__Exercise objective__
Exactly reproduce the lines from the line containing "Type out the text in this image." to the end of the data below, inclusive, and nothing else.

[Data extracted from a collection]

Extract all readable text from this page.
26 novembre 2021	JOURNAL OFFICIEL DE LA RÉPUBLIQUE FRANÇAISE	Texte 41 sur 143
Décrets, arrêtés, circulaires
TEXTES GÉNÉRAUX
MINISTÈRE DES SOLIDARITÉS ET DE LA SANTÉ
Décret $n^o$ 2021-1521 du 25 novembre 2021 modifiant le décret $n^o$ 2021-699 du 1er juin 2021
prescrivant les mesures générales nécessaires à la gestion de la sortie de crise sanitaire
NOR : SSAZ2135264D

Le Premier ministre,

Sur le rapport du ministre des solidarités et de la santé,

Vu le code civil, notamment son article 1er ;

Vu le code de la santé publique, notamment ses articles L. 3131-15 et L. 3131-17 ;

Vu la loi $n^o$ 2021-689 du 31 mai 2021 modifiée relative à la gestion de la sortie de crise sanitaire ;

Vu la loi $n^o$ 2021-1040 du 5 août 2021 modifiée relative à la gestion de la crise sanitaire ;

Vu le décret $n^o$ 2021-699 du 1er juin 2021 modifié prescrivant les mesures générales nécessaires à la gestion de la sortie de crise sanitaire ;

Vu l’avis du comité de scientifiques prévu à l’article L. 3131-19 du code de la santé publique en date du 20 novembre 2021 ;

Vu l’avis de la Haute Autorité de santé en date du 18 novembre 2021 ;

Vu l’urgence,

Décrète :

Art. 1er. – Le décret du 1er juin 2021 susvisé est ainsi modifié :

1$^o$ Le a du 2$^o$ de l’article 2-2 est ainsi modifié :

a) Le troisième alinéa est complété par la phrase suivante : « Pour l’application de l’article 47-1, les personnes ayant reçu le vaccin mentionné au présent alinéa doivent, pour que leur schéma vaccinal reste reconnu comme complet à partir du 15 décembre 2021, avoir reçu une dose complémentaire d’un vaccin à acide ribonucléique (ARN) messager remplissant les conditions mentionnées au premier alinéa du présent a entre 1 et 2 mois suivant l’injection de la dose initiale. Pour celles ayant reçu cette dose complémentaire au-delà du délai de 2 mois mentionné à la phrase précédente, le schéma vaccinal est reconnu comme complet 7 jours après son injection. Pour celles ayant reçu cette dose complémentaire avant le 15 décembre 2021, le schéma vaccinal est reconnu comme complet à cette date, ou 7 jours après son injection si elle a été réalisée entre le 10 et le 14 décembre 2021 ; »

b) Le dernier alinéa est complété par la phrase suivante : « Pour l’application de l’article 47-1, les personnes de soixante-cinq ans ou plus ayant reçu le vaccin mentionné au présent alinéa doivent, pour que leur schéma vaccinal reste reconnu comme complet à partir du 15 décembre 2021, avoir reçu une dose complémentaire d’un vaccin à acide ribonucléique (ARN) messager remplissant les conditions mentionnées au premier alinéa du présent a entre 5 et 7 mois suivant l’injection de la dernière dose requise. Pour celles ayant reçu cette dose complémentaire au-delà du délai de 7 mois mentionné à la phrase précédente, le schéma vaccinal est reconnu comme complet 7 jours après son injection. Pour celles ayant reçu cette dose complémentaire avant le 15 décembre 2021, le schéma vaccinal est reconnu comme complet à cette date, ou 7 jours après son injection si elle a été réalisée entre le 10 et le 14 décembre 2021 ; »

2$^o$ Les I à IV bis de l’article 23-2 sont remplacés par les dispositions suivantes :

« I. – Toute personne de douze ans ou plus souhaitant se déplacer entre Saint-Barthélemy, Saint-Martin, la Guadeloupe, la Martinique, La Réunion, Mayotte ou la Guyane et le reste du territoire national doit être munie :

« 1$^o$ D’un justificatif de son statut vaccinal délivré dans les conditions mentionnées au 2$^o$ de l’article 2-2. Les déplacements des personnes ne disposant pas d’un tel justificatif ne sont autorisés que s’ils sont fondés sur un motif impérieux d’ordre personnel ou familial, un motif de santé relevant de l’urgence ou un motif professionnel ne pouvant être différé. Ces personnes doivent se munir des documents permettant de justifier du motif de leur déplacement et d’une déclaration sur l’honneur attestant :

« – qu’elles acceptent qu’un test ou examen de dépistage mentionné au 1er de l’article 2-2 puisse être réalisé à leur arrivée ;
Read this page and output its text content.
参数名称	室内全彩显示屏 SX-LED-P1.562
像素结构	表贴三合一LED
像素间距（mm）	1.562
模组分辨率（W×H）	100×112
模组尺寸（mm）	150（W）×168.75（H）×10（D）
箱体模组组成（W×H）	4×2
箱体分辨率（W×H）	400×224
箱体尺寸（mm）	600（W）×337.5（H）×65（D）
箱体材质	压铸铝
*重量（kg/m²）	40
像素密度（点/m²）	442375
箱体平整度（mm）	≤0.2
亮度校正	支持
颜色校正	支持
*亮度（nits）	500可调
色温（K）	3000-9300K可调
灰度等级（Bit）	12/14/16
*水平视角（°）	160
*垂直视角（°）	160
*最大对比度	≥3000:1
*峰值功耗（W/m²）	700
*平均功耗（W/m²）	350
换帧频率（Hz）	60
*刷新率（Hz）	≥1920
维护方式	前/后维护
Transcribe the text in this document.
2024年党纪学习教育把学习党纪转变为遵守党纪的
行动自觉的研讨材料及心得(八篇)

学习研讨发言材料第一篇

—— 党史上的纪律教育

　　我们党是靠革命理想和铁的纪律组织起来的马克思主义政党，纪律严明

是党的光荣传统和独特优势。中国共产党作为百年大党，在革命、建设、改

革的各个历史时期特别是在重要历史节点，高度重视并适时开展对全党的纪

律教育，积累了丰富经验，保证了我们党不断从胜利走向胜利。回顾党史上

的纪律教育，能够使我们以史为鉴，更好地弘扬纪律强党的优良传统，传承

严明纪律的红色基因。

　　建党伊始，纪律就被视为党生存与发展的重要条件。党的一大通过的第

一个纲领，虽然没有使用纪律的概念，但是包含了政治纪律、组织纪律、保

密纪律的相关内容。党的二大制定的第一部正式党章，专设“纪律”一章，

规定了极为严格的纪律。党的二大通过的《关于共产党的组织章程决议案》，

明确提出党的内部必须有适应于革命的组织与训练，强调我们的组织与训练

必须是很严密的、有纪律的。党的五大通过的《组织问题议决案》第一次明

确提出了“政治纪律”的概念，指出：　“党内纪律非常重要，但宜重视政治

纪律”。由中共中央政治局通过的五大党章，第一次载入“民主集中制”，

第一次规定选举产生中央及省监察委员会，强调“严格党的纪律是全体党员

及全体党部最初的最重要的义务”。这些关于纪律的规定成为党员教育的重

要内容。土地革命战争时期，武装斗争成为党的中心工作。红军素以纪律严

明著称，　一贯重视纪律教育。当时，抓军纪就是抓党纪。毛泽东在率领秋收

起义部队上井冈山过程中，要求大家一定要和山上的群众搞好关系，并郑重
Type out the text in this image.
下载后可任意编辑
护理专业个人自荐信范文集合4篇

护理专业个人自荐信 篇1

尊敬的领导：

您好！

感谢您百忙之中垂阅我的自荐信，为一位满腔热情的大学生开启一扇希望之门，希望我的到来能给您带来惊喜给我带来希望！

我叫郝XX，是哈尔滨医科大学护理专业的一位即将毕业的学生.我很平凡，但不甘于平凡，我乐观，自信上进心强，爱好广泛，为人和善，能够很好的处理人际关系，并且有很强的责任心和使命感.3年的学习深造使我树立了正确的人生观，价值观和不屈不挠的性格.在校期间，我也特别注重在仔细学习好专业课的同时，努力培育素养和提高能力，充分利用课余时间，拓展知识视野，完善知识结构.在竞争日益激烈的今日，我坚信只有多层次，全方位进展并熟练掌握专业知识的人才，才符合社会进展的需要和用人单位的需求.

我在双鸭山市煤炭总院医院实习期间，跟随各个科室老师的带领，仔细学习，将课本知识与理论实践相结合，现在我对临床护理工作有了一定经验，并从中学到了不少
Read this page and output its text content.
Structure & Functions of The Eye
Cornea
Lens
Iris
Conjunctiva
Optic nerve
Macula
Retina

__Complete output__
Type out the text in this image.
下载后可任意编辑
护理专业个人自荐信范文集合4篇

护理专业个人自荐信 篇1

尊敬的领导：

您好！

感谢您百忙之中垂阅我的自荐信，为一位满腔热情的大学生开启一扇希望之门，希望我的到来能给您带来惊喜给我带来希望！

我叫郝XX，是哈尔滨医科大学护理专业的一位即将毕业的学生.我很平凡，但不甘于平凡，我乐观，自信上进心强，爱好广泛，为人和善，能够很好的处理人际关系，并且有很强的责任心和使命感.3年的学习深造使我树立了正确的人生观，价值观和不屈不挠的性格.在校期间，我也特别注重在仔细学习好专业课的同时，努力培育素养和提高能力，充分利用课余时间，拓展知识视野，完善知识结构.在竞争日益激烈的今日，我坚信只有多层次，全方位进展并熟练掌握专业知识的人才，才符合社会进展的需要和用人单位的需求.

我在双鸭山市煤炭总院医院实习期间，跟随各个科室老师的带领，仔细学习，将课本知识与理论实践相结合，现在我对临床护理工作有了一定经验，并从中学到了不少
Read this page and output its text content.
Structure & Functions of The Eye
Cornea
Lens
Iris
Conjunctiva
Optic nerve
Macula
Retina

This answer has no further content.